The request:
Copy every line from the records below that holds the word "title".

(Recorded data)
----------------
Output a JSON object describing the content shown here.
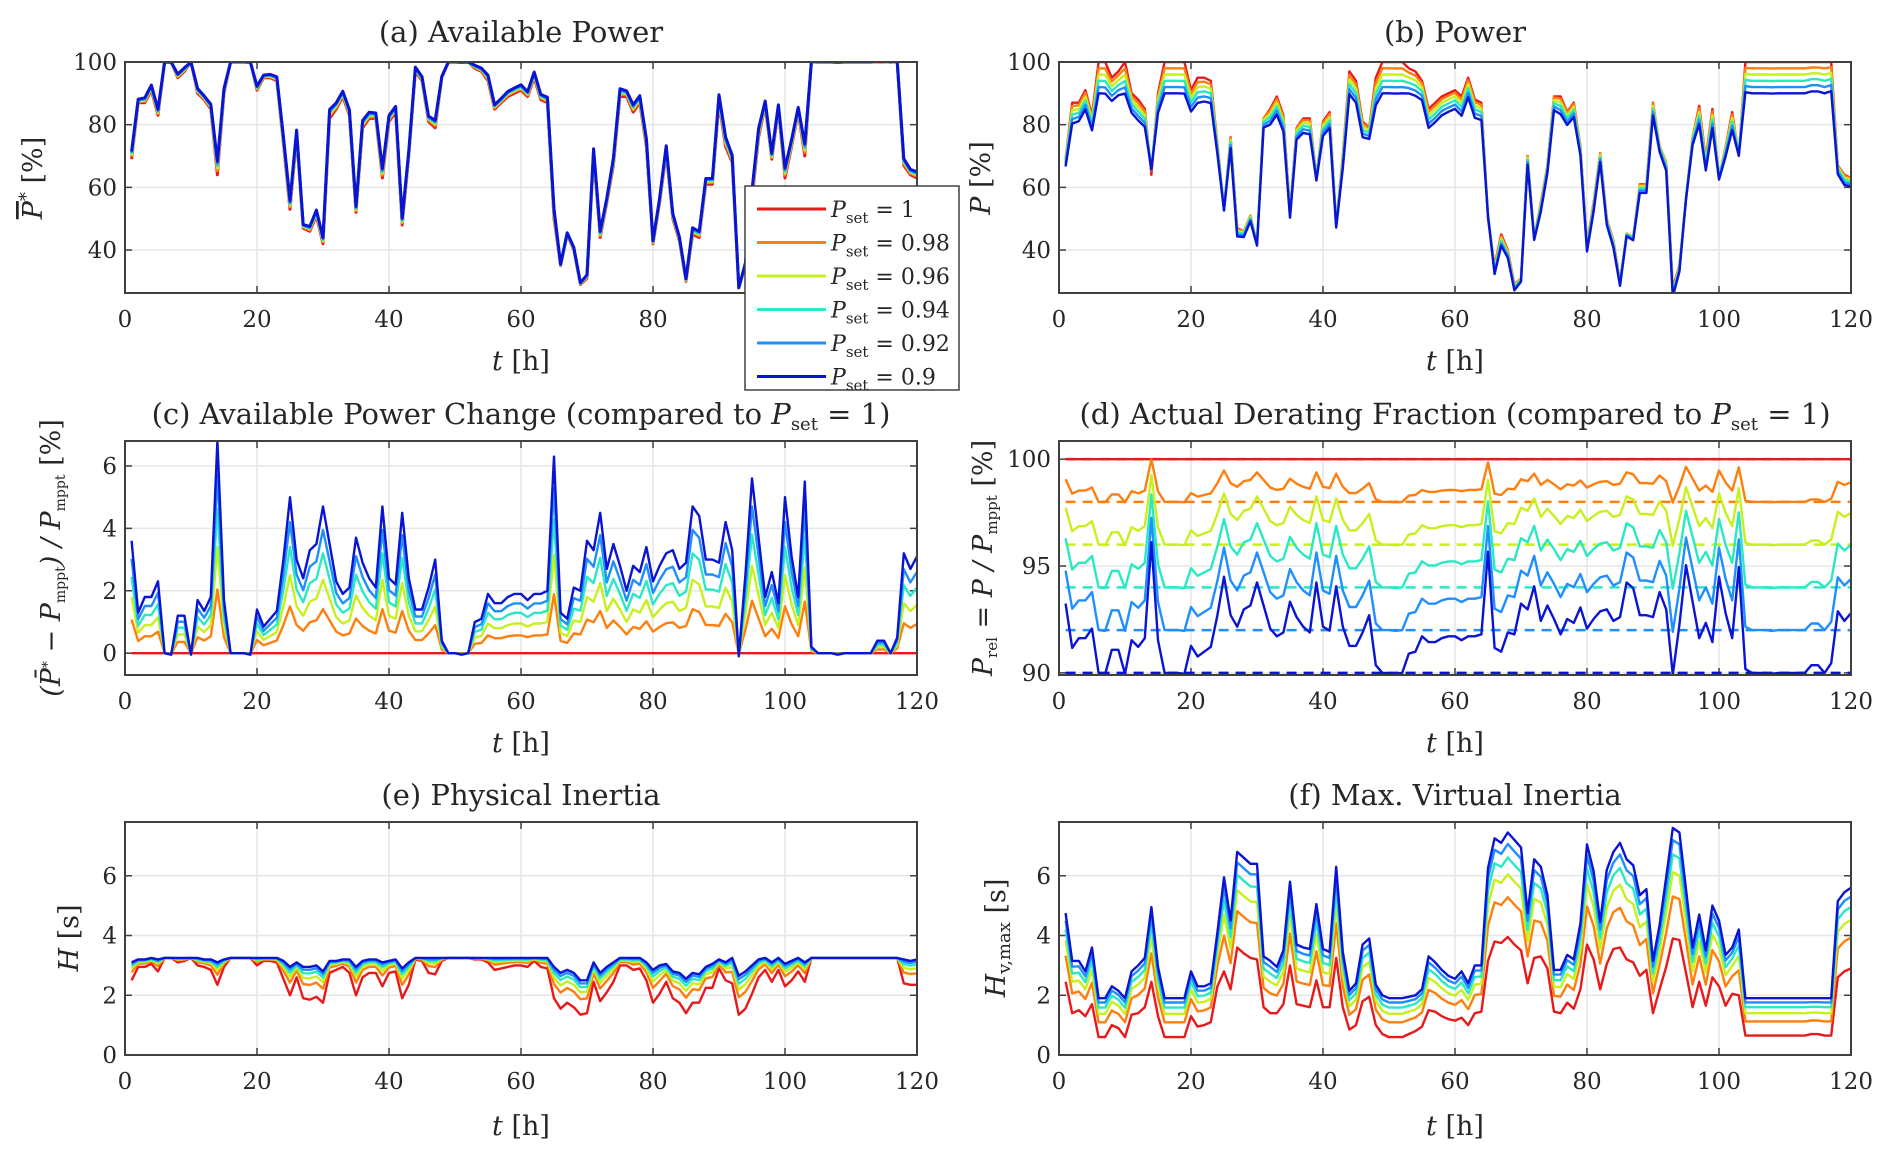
{
  "figure": {
    "legend": {
      "placement": "inside panel (a) bottom-right, overlapping",
      "entries": [
        "P_set = 1",
        "P_set = 0.98",
        "P_set = 0.96",
        "P_set = 0.94",
        "P_set = 0.92",
        "P_set = 0.9"
      ]
    }
  },
  "chart_data": {
    "type": "line",
    "x_name": "t [h]",
    "t_start": 1,
    "t_end": 120,
    "t_step": 1,
    "series_meta": [
      {
        "name": "P_set = 1",
        "pset": 1.0,
        "color": "#e8191b"
      },
      {
        "name": "P_set = 0.98",
        "pset": 0.98,
        "color": "#ff7f0e"
      },
      {
        "name": "P_set = 0.96",
        "pset": 0.96,
        "color": "#c6f01e"
      },
      {
        "name": "P_set = 0.94",
        "pset": 0.94,
        "color": "#2ae8c4"
      },
      {
        "name": "P_set = 0.92",
        "pset": 0.92,
        "color": "#1f8fff"
      },
      {
        "name": "P_set = 0.9",
        "pset": 0.9,
        "color": "#0a14d2"
      }
    ],
    "available_power_base_pset1": [
      69,
      87,
      87,
      91,
      83,
      100,
      100,
      95,
      97,
      100,
      90,
      88,
      85,
      64,
      90,
      100,
      100,
      100,
      100,
      91,
      95,
      95,
      94,
      74,
      53,
      76,
      47,
      46,
      51,
      42,
      82,
      85,
      89,
      83,
      52,
      79,
      82,
      82,
      63,
      81,
      84,
      48,
      70,
      97,
      94,
      81,
      79,
      95,
      100,
      100,
      100,
      100,
      98,
      97,
      94,
      85,
      87,
      89,
      90,
      91,
      89,
      95,
      88,
      87,
      50,
      35,
      45,
      40,
      29,
      31,
      70,
      44,
      55,
      67,
      89,
      89,
      84,
      87,
      73,
      42,
      55,
      71,
      50,
      43,
      30,
      45,
      44,
      61,
      61,
      87,
      73,
      68,
      28,
      35,
      56,
      76,
      86,
      69,
      85,
      63,
      73,
      84,
      70,
      100,
      100,
      100,
      100,
      100,
      100,
      100,
      100,
      100,
      100,
      100,
      100,
      100,
      100,
      67,
      64,
      63
    ],
    "available_change_pset09": [
      3.6,
      1.3,
      1.8,
      1.8,
      2.3,
      0,
      -0.05,
      1.2,
      1.2,
      -0.05,
      1.7,
      1.35,
      1.8,
      6.8,
      1.7,
      0,
      0,
      0,
      -0.05,
      1.4,
      0.85,
      1.1,
      1.35,
      3.0,
      5.0,
      3.0,
      2.4,
      3.3,
      3.5,
      4.7,
      3.5,
      2.3,
      1.9,
      2.1,
      3.7,
      2.9,
      2.4,
      2.1,
      4.7,
      2.4,
      2.2,
      4.5,
      2.4,
      1.4,
      1.4,
      2.1,
      3.0,
      0.4,
      0,
      0,
      -0.05,
      0,
      1.0,
      1.1,
      1.9,
      1.6,
      1.6,
      1.8,
      1.9,
      1.9,
      1.7,
      1.9,
      1.9,
      2.0,
      6.3,
      1.3,
      1.1,
      2.1,
      2.0,
      3.6,
      3.3,
      4.5,
      2.7,
      3.5,
      2.8,
      2.0,
      2.8,
      2.6,
      3.4,
      2.3,
      2.8,
      3.2,
      3.3,
      2.7,
      2.9,
      4.7,
      4.4,
      3.0,
      3.0,
      2.9,
      4.2,
      3.3,
      -0.1,
      2.5,
      5.6,
      3.7,
      1.8,
      2.6,
      1.6,
      5.0,
      3.1,
      1.8,
      5.5,
      0.2,
      0,
      0,
      0,
      -0.05,
      0,
      0,
      0,
      0,
      0,
      0.4,
      0.4,
      0,
      0.5,
      3.2,
      2.7,
      3.1
    ],
    "change_weights": [
      0,
      0.3,
      0.5,
      0.68,
      0.84,
      1
    ],
    "inertia_pset1": [
      2.5,
      2.95,
      2.95,
      3.05,
      2.8,
      3.25,
      3.25,
      3.1,
      3.15,
      3.25,
      3.0,
      2.95,
      2.85,
      2.35,
      2.95,
      3.25,
      3.25,
      3.25,
      3.25,
      3.0,
      3.15,
      3.15,
      3.1,
      2.55,
      2.0,
      2.6,
      1.9,
      1.85,
      1.95,
      1.75,
      2.75,
      2.85,
      2.95,
      2.75,
      2.0,
      2.6,
      2.75,
      2.75,
      2.3,
      2.75,
      2.8,
      1.9,
      2.35,
      3.2,
      3.15,
      2.75,
      2.7,
      3.15,
      3.25,
      3.25,
      3.25,
      3.25,
      3.2,
      3.2,
      3.1,
      2.85,
      2.9,
      2.95,
      3.0,
      3.0,
      2.95,
      3.15,
      2.95,
      2.9,
      1.9,
      1.55,
      1.75,
      1.6,
      1.35,
      1.4,
      2.45,
      1.8,
      2.1,
      2.45,
      3.0,
      3.0,
      2.85,
      2.9,
      2.5,
      1.75,
      2.05,
      2.45,
      1.9,
      1.75,
      1.4,
      1.75,
      1.75,
      2.25,
      2.25,
      2.9,
      2.5,
      2.4,
      1.35,
      1.55,
      2.05,
      2.6,
      2.85,
      2.45,
      2.85,
      2.3,
      2.5,
      2.8,
      2.45,
      3.25,
      3.25,
      3.25,
      3.25,
      3.25,
      3.25,
      3.25,
      3.25,
      3.25,
      3.25,
      3.25,
      3.25,
      3.25,
      3.25,
      2.4,
      2.35,
      2.35
    ],
    "inertia_pset09": [
      3.1,
      3.2,
      3.2,
      3.25,
      3.2,
      3.25,
      3.25,
      3.25,
      3.25,
      3.25,
      3.25,
      3.2,
      3.2,
      3.1,
      3.2,
      3.25,
      3.25,
      3.25,
      3.25,
      3.25,
      3.25,
      3.25,
      3.25,
      3.15,
      2.95,
      3.1,
      2.95,
      2.95,
      3.0,
      2.8,
      3.15,
      3.15,
      3.2,
      3.2,
      2.95,
      3.15,
      3.2,
      3.2,
      3.1,
      3.15,
      3.2,
      2.9,
      3.1,
      3.25,
      3.25,
      3.25,
      3.25,
      3.25,
      3.25,
      3.25,
      3.25,
      3.25,
      3.25,
      3.25,
      3.25,
      3.25,
      3.25,
      3.25,
      3.25,
      3.25,
      3.25,
      3.25,
      3.25,
      3.25,
      2.95,
      2.75,
      2.85,
      2.75,
      2.5,
      2.5,
      3.1,
      2.75,
      2.95,
      3.1,
      3.25,
      3.25,
      3.25,
      3.25,
      3.1,
      2.85,
      3.0,
      3.05,
      2.8,
      2.75,
      2.55,
      2.75,
      2.7,
      2.95,
      3.05,
      3.2,
      3.1,
      3.25,
      2.65,
      2.8,
      3.0,
      3.2,
      3.25,
      3.1,
      3.25,
      3.05,
      3.15,
      3.25,
      3.1,
      3.25,
      3.25,
      3.25,
      3.25,
      3.25,
      3.25,
      3.25,
      3.25,
      3.25,
      3.25,
      3.25,
      3.25,
      3.25,
      3.25,
      3.2,
      3.15,
      3.2
    ],
    "inertia_weights": [
      0,
      0.45,
      0.65,
      0.8,
      0.91,
      1
    ],
    "virtual_inertia_pset1": [
      2.45,
      1.4,
      1.5,
      1.3,
      1.7,
      0.6,
      0.6,
      1.0,
      0.9,
      0.6,
      1.35,
      1.4,
      1.6,
      2.45,
      1.3,
      0.6,
      0.6,
      0.6,
      0.6,
      1.3,
      0.95,
      1.0,
      1.1,
      2.3,
      2.8,
      2.2,
      3.6,
      3.4,
      3.25,
      3.2,
      1.6,
      1.4,
      1.4,
      1.7,
      3.0,
      1.7,
      1.65,
      1.6,
      2.5,
      1.6,
      1.6,
      3.25,
      1.6,
      0.85,
      1.0,
      1.8,
      1.95,
      1.0,
      0.7,
      0.6,
      0.6,
      0.6,
      0.7,
      0.8,
      0.95,
      1.5,
      1.45,
      1.3,
      1.2,
      1.15,
      1.25,
      1.0,
      1.4,
      1.45,
      3.15,
      3.8,
      3.75,
      3.95,
      3.7,
      3.5,
      2.4,
      3.25,
      3.3,
      2.9,
      1.45,
      1.4,
      1.75,
      1.55,
      2.2,
      3.7,
      3.2,
      2.2,
      3.05,
      3.55,
      3.6,
      3.2,
      3.1,
      2.65,
      2.85,
      1.4,
      2.2,
      2.95,
      3.9,
      3.85,
      2.75,
      1.6,
      2.45,
      1.65,
      2.6,
      2.3,
      1.65,
      2.05,
      2.0,
      0.65,
      0.65,
      0.65,
      0.65,
      0.65,
      0.65,
      0.65,
      0.65,
      0.65,
      0.65,
      0.7,
      0.7,
      0.65,
      0.65,
      2.6,
      2.8,
      2.9
    ],
    "virtual_inertia_pset09": [
      4.75,
      3.15,
      3.15,
      2.8,
      3.6,
      1.9,
      1.9,
      2.3,
      2.15,
      1.9,
      2.8,
      3.0,
      3.25,
      4.95,
      2.95,
      1.9,
      1.9,
      1.9,
      1.9,
      2.8,
      2.3,
      2.3,
      2.4,
      4.1,
      5.95,
      4.5,
      6.8,
      6.6,
      6.4,
      6.4,
      3.3,
      3.15,
      2.95,
      3.5,
      5.8,
      3.7,
      3.6,
      3.55,
      5.05,
      3.55,
      3.45,
      6.3,
      3.45,
      2.15,
      2.4,
      3.7,
      3.9,
      2.35,
      2.0,
      1.9,
      1.9,
      1.9,
      1.95,
      2.0,
      2.2,
      3.3,
      3.1,
      2.85,
      2.65,
      2.55,
      2.8,
      2.4,
      3.0,
      3.0,
      6.25,
      7.25,
      7.1,
      7.45,
      7.2,
      6.95,
      4.75,
      6.55,
      6.3,
      5.35,
      2.85,
      2.85,
      3.35,
      3.2,
      4.4,
      7.05,
      6.15,
      4.45,
      6.2,
      6.8,
      7.1,
      6.55,
      6.35,
      5.35,
      5.55,
      3.15,
      4.35,
      5.95,
      7.6,
      7.45,
      5.55,
      3.6,
      4.7,
      3.5,
      5.0,
      4.5,
      3.35,
      3.6,
      4.2,
      1.9,
      1.9,
      1.9,
      1.9,
      1.9,
      1.9,
      1.9,
      1.9,
      1.9,
      1.9,
      1.9,
      1.9,
      1.9,
      1.9,
      5.15,
      5.45,
      5.6
    ],
    "virtual_inertia_weights": [
      0,
      0.38,
      0.6,
      0.76,
      0.89,
      1
    ],
    "panels": [
      {
        "id": "a",
        "title": "(a) Available Power",
        "ylabel": "P̄* [%]",
        "xlabel": "t [h]",
        "ylim": [
          26.3,
          100
        ],
        "yticks": [
          40,
          60,
          80,
          100
        ],
        "xticks": [
          0,
          20,
          40,
          60,
          80,
          100
        ],
        "grid": true
      },
      {
        "id": "b",
        "title": "(b) Power",
        "ylabel": "P [%]",
        "xlabel": "t [h]",
        "ylim": [
          26.3,
          100
        ],
        "yticks": [
          40,
          60,
          80,
          100
        ],
        "xticks": [
          0,
          20,
          40,
          60,
          80,
          100,
          120
        ],
        "grid": true
      },
      {
        "id": "c",
        "title": "(c) Available Power Change (compared to P_set = 1)",
        "ylabel": "(P̄* − P_mppt) / P_mppt [%]",
        "xlabel": "t [h]",
        "ylim": [
          -0.7,
          6.8
        ],
        "yticks": [
          0,
          2,
          4,
          6
        ],
        "xticks": [
          0,
          20,
          40,
          60,
          80,
          100,
          120
        ],
        "grid": true
      },
      {
        "id": "d",
        "title": "(d) Actual Derating Fraction (compared to P_set = 1)",
        "ylabel": "P_rel = P / P_mppt [%]",
        "xlabel": "t [h]",
        "ylim": [
          89.9,
          100.85
        ],
        "yticks": [
          90,
          95,
          100
        ],
        "xticks": [
          0,
          20,
          40,
          60,
          80,
          100,
          120
        ],
        "grid": true,
        "reference_lines": "dashed at P_set × 100"
      },
      {
        "id": "e",
        "title": "(e) Physical Inertia",
        "ylabel": "H [s]",
        "xlabel": "t [h]",
        "ylim": [
          0,
          7.8
        ],
        "yticks": [
          0,
          2,
          4,
          6
        ],
        "xticks": [
          0,
          20,
          40,
          60,
          80,
          100,
          120
        ],
        "grid": true
      },
      {
        "id": "f",
        "title": "(f) Max. Virtual Inertia",
        "ylabel": "H_v,max [s]",
        "xlabel": "t [h]",
        "ylim": [
          0,
          7.8
        ],
        "yticks": [
          0,
          2,
          4,
          6
        ],
        "xticks": [
          0,
          20,
          40,
          60,
          80,
          100,
          120
        ],
        "grid": true
      }
    ]
  }
}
----------------
Task result:
        "title": "(a) Available Power",
        "title": "(b) Power",
        "title": "(c) Available Power Change (compared to P_set = 1)",
        "title": "(d) Actual Derating Fraction (compared to P_set = 1)",
        "title": "(e) Physical Inertia",
        "title": "(f) Max. Virtual Inertia",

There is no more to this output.